(Dataset items)
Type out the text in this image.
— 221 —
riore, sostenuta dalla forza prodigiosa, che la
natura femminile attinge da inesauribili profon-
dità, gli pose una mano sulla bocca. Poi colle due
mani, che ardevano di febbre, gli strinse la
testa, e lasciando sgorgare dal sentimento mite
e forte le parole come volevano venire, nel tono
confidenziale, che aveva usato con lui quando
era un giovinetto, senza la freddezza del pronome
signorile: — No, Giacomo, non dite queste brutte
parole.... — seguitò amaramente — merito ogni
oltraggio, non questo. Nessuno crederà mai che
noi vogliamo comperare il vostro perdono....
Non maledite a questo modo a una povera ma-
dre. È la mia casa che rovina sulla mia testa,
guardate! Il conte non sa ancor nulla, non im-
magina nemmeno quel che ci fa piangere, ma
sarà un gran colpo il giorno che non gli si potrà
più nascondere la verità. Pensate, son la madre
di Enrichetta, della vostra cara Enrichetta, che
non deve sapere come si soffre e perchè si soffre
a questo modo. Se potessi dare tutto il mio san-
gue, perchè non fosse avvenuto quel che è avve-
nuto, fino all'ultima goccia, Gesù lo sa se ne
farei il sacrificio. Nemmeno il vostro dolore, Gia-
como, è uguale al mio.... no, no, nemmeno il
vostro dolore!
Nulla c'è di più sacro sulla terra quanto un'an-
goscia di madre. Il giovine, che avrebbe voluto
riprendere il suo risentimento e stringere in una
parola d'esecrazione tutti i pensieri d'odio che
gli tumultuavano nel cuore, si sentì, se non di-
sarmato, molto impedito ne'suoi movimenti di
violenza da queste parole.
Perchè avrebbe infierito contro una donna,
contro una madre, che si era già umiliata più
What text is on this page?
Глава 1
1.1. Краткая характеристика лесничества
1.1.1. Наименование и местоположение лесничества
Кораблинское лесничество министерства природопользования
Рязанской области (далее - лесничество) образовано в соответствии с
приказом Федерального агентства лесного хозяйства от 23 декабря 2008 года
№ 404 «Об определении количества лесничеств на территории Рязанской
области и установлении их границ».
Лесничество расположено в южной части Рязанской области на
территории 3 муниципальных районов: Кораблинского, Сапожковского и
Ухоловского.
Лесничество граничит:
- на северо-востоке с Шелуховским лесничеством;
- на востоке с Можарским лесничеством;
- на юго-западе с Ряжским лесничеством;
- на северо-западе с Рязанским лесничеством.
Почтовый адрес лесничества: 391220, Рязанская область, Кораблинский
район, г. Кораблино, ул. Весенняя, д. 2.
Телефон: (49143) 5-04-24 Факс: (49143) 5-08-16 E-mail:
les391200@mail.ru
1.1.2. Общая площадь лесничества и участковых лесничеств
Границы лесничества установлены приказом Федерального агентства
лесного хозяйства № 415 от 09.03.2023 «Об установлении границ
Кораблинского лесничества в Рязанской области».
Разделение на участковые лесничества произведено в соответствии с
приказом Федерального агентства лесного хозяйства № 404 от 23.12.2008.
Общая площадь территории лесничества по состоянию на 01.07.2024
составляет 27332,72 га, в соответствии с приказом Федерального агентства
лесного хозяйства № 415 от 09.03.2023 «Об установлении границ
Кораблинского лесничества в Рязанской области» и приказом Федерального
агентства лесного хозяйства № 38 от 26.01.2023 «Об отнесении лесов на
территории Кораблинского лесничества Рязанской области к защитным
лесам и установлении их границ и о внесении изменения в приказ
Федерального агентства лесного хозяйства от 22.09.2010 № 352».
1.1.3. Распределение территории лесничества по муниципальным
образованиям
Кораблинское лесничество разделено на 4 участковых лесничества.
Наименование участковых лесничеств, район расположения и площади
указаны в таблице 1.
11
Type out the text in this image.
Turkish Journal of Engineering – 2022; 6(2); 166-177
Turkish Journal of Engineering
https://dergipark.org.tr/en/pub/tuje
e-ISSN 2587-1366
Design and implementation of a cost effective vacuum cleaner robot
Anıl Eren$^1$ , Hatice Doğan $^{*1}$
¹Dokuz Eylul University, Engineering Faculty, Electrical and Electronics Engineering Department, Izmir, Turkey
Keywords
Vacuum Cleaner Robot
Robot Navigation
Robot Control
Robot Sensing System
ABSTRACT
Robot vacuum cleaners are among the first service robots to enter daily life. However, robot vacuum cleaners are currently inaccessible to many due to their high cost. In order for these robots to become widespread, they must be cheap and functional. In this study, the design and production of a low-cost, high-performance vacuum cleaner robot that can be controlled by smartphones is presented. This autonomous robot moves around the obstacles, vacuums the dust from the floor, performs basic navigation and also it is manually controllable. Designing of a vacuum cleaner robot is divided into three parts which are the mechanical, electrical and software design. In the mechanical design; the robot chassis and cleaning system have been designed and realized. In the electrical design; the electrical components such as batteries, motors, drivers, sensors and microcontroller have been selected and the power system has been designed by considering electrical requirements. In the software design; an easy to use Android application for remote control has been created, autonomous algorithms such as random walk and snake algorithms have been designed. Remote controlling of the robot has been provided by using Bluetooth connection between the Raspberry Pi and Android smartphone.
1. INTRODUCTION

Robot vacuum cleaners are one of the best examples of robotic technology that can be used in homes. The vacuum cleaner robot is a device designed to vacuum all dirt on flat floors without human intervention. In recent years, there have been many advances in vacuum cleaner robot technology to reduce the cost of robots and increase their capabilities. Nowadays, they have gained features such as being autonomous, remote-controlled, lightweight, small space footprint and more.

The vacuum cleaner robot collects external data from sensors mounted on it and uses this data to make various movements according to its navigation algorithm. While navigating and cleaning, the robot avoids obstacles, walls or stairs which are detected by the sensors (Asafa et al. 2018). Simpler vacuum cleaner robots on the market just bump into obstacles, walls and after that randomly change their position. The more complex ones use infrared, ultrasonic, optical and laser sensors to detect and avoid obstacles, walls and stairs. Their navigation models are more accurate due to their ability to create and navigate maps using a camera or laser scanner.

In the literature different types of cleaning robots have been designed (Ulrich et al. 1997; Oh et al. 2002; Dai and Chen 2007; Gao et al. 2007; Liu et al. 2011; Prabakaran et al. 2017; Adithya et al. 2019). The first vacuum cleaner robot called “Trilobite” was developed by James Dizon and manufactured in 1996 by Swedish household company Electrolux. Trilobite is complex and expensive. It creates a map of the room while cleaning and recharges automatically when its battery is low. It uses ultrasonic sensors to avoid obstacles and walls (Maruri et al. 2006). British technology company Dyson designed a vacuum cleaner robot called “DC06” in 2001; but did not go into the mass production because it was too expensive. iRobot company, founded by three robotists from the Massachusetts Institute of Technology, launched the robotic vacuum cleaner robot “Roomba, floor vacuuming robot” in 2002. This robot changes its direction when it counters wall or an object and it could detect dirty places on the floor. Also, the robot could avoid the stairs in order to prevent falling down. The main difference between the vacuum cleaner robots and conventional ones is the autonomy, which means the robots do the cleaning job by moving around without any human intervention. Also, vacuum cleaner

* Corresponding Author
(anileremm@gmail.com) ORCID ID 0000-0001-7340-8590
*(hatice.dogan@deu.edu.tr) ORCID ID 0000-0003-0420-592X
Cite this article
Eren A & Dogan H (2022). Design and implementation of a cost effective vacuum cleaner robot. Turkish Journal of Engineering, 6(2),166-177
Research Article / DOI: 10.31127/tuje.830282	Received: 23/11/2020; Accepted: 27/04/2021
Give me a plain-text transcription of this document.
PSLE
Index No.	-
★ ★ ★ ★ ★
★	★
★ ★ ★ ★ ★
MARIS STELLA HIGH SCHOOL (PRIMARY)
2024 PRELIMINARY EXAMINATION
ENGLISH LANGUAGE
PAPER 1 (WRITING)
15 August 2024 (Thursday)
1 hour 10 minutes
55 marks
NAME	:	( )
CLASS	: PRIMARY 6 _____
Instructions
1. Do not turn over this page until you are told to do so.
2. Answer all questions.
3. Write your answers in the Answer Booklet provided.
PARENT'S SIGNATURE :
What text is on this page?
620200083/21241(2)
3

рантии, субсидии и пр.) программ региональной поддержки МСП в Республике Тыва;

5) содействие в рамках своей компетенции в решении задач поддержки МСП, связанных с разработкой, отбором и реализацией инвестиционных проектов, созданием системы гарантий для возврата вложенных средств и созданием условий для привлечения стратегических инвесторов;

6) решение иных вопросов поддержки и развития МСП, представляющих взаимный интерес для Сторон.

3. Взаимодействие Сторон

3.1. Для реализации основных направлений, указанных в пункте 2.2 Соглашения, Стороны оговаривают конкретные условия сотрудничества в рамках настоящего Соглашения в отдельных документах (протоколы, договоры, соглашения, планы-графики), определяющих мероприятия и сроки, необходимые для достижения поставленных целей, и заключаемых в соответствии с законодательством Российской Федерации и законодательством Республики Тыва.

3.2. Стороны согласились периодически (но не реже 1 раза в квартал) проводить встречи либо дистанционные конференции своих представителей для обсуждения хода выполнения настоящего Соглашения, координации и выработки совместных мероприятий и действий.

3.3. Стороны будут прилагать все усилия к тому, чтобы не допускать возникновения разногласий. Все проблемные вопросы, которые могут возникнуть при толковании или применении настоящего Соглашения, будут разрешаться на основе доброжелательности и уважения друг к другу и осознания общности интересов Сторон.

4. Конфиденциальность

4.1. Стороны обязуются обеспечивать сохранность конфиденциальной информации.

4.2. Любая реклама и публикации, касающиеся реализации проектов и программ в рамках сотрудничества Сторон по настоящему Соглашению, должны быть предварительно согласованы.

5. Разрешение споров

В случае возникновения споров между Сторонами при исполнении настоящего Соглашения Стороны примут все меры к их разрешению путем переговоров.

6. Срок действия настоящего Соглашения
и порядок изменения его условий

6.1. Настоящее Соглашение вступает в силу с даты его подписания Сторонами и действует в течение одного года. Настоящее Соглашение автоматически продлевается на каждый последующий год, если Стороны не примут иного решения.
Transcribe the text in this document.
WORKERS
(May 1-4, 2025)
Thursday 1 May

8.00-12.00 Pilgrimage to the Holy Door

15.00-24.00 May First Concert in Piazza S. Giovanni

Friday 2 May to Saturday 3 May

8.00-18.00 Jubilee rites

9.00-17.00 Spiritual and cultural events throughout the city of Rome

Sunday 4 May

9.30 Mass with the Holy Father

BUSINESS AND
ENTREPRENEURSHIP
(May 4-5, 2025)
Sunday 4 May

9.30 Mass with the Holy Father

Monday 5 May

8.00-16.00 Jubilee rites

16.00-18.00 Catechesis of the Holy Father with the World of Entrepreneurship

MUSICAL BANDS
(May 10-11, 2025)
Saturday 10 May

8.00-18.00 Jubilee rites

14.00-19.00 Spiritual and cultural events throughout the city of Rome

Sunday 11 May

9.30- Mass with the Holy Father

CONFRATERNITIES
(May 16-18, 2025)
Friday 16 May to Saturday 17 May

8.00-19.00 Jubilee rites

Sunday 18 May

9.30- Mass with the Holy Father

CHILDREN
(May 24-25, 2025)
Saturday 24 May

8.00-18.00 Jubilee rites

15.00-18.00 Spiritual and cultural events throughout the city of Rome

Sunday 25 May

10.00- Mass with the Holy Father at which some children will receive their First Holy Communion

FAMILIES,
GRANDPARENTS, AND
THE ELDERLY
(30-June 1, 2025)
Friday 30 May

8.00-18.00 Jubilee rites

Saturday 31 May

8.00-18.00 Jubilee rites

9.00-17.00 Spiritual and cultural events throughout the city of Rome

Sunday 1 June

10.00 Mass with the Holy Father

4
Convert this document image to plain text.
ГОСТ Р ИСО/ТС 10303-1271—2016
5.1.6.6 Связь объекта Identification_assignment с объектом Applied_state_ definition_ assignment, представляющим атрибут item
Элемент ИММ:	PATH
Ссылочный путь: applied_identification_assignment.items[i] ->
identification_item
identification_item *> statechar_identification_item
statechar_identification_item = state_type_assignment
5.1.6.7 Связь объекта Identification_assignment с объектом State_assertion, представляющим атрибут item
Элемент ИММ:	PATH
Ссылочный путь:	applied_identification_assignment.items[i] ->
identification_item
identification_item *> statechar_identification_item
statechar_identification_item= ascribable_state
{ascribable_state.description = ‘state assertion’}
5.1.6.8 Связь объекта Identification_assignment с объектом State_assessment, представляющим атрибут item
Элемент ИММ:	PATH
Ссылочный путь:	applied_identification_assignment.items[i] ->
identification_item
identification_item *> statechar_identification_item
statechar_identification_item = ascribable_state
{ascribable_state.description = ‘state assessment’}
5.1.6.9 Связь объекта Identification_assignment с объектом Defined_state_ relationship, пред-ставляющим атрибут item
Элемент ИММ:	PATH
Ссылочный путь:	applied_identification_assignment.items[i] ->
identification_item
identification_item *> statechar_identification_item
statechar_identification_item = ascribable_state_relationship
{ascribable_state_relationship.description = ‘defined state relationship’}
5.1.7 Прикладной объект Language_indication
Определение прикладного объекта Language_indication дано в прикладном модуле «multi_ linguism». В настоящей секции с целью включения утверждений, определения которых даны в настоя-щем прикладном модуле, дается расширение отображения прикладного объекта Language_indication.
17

EXERCISE: Copy out all lines above that include the string "года".

REPLY:
приказом Федерального агентства лесного хозяйства от 23 декабря 2008 года
6.1. Настоящее Соглашение вступает в силу с даты его подписания Сторонами и действует в течение одного года. Настоящее Соглашение автоматически продлевается на каждый последующий год, если Стороны не примут иного решения.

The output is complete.